§ Request: Go through the listing below and list every line with "的积是三位数".

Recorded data
☆ ☆ ☆ ☆
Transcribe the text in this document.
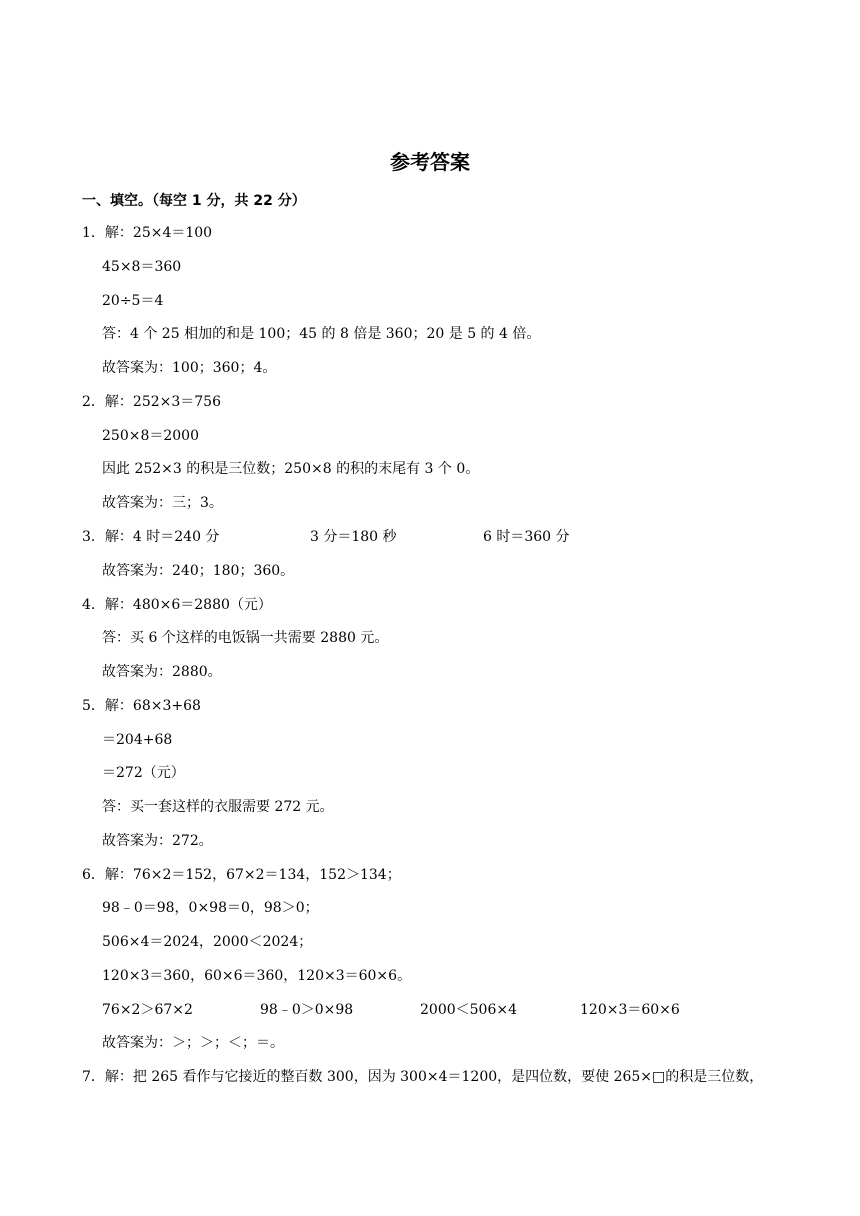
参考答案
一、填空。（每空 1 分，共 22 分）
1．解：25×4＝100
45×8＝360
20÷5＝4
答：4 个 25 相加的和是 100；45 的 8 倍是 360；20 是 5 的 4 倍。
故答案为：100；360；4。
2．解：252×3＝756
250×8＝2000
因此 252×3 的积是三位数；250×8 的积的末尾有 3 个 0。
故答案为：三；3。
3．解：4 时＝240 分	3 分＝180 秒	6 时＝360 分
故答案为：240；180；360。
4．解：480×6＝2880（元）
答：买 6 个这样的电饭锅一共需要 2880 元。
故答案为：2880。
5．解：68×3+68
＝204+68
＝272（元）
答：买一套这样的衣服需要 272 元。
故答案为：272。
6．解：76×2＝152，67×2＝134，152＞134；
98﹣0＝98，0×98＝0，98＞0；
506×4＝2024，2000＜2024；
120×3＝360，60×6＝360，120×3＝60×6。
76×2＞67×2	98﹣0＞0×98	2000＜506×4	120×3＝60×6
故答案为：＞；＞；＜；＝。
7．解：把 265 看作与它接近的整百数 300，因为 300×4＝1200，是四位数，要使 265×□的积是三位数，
☆ ☆ ☆ ☆
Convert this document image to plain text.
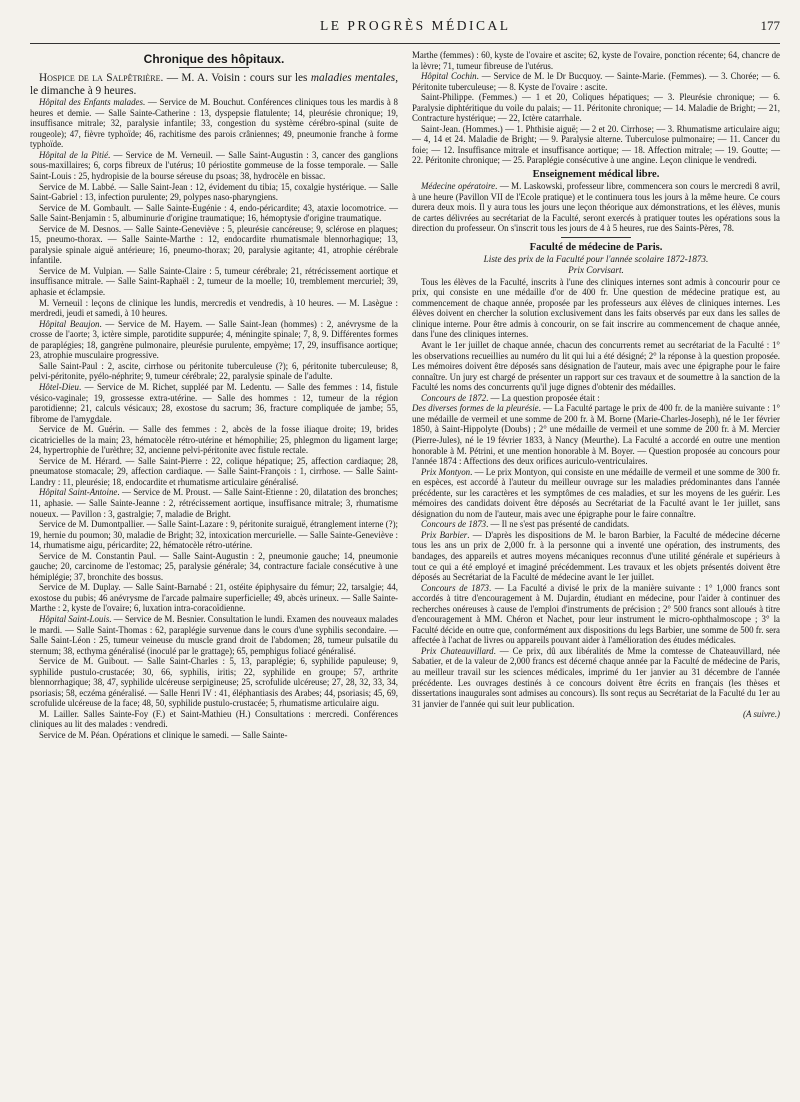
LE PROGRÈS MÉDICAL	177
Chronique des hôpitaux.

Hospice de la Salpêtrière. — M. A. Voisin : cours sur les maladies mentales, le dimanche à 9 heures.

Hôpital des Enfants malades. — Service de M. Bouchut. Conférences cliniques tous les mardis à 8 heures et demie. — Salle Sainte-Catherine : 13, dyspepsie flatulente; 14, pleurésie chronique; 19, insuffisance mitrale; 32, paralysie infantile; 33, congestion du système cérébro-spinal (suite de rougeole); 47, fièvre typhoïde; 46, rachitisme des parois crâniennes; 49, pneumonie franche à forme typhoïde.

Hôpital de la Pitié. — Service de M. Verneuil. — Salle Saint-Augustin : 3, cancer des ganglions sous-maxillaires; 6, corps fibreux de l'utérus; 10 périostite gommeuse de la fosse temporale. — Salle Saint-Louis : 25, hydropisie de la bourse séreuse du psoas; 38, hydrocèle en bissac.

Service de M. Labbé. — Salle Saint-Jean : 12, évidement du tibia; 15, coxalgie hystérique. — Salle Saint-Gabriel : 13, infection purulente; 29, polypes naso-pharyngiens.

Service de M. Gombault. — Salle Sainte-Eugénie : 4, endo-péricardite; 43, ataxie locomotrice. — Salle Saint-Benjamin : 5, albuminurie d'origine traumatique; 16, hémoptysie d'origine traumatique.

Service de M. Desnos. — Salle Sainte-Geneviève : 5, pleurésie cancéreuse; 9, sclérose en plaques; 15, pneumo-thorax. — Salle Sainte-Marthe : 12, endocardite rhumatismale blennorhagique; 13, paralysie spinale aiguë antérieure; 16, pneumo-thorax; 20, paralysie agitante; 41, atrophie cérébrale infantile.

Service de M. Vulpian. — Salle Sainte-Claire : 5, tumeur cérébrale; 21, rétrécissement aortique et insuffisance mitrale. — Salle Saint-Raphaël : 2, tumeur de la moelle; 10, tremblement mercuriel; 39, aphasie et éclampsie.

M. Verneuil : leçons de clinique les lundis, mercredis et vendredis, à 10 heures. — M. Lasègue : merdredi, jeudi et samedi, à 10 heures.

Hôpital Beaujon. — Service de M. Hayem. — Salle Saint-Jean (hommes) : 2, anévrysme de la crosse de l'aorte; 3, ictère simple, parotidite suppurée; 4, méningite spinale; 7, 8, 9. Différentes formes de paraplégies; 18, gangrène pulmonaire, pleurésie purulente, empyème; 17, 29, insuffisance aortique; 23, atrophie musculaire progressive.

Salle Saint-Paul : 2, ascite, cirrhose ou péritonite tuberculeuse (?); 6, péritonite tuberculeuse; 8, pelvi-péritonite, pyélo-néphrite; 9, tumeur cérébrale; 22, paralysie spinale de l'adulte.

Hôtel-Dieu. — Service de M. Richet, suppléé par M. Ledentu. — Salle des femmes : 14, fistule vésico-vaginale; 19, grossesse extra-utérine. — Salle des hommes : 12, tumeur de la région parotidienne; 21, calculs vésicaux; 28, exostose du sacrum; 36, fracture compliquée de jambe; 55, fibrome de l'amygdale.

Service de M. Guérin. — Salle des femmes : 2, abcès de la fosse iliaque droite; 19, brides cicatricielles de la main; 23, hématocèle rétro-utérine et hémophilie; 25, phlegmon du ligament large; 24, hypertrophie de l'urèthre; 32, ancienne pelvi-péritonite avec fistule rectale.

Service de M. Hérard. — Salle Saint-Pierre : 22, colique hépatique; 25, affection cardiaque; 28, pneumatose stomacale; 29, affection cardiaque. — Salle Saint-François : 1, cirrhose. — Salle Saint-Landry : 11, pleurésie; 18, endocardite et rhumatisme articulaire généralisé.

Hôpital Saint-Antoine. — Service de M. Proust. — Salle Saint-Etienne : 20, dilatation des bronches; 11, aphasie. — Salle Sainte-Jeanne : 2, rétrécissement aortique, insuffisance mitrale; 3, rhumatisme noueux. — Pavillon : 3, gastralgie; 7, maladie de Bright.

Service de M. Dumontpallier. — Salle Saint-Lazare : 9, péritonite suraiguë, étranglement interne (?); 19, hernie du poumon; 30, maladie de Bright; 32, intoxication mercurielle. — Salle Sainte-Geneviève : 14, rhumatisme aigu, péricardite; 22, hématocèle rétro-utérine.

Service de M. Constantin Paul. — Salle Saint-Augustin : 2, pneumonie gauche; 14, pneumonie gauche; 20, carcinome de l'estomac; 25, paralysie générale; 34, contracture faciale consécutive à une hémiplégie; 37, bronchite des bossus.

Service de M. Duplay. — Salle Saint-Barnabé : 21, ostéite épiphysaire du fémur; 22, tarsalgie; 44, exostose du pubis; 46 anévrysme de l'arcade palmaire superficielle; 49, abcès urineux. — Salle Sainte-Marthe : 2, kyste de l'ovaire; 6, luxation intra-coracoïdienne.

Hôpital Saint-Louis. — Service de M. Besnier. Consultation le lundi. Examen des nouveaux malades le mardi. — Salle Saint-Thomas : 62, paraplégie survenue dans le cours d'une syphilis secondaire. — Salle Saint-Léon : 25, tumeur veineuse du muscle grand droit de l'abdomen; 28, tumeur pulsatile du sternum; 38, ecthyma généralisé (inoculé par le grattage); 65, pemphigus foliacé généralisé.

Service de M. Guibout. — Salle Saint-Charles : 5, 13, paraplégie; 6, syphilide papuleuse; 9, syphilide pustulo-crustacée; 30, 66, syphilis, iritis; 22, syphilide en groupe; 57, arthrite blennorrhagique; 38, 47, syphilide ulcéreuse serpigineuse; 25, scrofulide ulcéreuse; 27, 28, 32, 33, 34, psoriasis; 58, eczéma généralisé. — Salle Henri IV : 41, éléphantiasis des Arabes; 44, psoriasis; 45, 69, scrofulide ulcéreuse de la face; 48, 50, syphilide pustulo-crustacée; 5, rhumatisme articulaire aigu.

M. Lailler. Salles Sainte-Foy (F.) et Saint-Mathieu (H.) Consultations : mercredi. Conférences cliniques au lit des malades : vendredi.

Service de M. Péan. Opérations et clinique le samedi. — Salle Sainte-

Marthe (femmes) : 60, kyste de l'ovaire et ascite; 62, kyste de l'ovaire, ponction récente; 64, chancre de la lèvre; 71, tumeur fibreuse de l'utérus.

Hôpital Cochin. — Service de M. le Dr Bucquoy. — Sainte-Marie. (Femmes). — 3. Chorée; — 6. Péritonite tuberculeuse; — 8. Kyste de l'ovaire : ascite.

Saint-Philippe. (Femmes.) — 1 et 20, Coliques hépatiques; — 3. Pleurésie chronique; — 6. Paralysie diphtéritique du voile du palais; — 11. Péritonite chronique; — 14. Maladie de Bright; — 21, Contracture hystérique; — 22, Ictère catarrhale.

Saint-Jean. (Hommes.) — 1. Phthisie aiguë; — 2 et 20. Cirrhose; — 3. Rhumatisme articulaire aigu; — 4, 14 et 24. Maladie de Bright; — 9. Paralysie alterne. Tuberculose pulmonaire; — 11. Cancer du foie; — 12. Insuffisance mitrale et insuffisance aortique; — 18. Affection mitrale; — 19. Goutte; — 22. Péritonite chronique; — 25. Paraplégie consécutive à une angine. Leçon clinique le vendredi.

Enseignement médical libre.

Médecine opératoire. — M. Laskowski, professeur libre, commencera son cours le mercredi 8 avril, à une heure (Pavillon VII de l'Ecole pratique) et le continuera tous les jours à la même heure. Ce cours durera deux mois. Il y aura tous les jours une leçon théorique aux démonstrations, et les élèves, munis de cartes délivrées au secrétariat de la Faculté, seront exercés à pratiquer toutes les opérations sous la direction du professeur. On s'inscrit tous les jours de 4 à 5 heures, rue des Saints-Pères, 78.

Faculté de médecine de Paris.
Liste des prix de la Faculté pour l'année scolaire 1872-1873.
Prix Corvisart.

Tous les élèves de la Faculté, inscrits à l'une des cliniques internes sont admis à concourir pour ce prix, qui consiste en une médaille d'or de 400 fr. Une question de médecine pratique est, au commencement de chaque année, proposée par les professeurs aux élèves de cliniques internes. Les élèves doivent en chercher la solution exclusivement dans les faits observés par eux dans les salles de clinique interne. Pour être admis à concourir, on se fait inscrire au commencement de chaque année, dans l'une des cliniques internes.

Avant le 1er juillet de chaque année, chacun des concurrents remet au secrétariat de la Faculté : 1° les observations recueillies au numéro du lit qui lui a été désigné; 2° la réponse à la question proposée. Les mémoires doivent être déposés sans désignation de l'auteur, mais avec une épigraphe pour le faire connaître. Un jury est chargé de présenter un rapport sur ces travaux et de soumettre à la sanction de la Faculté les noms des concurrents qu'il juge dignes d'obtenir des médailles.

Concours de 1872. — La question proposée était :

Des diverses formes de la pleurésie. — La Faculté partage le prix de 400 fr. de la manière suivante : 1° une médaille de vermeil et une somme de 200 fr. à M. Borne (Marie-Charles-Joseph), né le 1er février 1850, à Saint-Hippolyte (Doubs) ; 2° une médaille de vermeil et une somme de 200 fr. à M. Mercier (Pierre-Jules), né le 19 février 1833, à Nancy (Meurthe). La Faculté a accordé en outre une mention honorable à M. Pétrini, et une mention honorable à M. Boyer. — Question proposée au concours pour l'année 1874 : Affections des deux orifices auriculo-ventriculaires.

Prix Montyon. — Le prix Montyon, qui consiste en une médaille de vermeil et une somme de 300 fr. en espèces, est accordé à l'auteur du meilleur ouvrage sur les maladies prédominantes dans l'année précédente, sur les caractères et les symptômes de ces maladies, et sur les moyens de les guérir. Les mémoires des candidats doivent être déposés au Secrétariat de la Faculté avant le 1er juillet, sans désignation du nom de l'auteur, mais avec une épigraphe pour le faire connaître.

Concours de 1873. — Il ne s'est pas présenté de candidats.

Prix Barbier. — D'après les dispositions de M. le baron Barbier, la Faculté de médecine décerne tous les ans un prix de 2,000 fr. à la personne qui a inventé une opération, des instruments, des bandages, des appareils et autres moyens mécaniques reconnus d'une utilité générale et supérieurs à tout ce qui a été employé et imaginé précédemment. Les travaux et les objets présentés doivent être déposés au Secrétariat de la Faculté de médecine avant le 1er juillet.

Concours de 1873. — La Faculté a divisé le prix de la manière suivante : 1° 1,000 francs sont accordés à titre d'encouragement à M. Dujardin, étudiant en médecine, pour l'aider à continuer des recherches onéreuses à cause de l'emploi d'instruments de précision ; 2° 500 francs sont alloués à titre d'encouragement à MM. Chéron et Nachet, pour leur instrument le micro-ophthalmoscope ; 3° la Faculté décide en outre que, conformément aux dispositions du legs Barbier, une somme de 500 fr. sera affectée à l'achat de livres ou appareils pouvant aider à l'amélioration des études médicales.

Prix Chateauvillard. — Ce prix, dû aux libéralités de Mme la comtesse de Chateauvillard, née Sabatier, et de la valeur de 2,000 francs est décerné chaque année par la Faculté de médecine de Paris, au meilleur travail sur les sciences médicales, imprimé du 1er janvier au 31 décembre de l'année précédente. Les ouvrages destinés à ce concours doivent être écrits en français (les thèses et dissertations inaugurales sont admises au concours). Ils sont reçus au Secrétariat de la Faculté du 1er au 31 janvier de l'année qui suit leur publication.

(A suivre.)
☆ ☆ ☆ ☆
§ Solution for this exercise:
因此 252×3 的积是三位数；250×8 的积的末尾有 3 个 0。
7．解：把 265 看作与它接近的整百数 300，因为 300×4＝1200，是四位数，要使 265×□的积是三位数，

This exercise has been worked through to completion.